_Your goal_
Check each line of the data for "this" and select those that have it.

_Rows_

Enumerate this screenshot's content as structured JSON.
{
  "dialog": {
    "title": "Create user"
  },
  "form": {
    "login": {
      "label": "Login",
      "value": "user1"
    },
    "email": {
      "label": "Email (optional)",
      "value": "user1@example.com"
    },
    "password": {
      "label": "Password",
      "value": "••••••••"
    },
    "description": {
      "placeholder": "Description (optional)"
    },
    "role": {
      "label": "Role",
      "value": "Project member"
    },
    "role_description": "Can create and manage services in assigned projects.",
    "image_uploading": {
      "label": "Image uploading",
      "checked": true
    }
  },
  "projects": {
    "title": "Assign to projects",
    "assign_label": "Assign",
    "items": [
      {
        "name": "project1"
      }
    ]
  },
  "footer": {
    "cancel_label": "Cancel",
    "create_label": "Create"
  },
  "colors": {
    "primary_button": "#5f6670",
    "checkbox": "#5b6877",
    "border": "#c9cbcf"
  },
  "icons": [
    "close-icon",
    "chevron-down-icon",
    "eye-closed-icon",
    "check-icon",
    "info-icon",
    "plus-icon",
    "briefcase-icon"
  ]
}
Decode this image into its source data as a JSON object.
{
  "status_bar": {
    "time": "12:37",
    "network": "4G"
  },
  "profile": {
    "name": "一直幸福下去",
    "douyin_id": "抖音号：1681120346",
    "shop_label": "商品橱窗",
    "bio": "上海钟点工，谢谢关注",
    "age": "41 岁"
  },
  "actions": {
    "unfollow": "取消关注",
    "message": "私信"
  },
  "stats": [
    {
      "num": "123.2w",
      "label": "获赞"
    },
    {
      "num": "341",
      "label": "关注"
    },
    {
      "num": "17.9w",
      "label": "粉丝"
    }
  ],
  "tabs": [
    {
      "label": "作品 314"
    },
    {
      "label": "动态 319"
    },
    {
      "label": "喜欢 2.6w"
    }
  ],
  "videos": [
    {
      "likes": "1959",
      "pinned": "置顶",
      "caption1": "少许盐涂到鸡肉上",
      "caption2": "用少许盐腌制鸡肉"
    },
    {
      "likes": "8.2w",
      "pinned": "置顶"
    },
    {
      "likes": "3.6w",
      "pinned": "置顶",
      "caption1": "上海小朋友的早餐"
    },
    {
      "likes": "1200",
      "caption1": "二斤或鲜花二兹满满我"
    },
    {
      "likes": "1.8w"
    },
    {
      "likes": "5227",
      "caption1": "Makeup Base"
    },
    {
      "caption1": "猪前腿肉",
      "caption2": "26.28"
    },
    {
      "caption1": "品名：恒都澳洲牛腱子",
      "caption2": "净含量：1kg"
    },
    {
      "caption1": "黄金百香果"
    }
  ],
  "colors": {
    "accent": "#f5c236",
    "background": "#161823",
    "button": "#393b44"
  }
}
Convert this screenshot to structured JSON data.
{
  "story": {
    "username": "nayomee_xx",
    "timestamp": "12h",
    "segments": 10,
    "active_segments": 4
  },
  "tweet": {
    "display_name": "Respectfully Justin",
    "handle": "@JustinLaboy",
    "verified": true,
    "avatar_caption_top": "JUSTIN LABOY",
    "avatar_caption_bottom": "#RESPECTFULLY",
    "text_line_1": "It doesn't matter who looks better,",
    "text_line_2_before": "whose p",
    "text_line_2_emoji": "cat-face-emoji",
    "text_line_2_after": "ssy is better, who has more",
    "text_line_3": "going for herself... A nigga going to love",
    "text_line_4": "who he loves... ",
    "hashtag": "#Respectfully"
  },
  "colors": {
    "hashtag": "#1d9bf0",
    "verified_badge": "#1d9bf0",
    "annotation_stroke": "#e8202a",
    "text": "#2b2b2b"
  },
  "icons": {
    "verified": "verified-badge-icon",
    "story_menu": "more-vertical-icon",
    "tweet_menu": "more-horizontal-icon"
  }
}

_Finished task_
Enumerate this screenshot's content as structured JSON.
Decode this image into its source data as a JSON object.
Convert this screenshot to structured JSON data.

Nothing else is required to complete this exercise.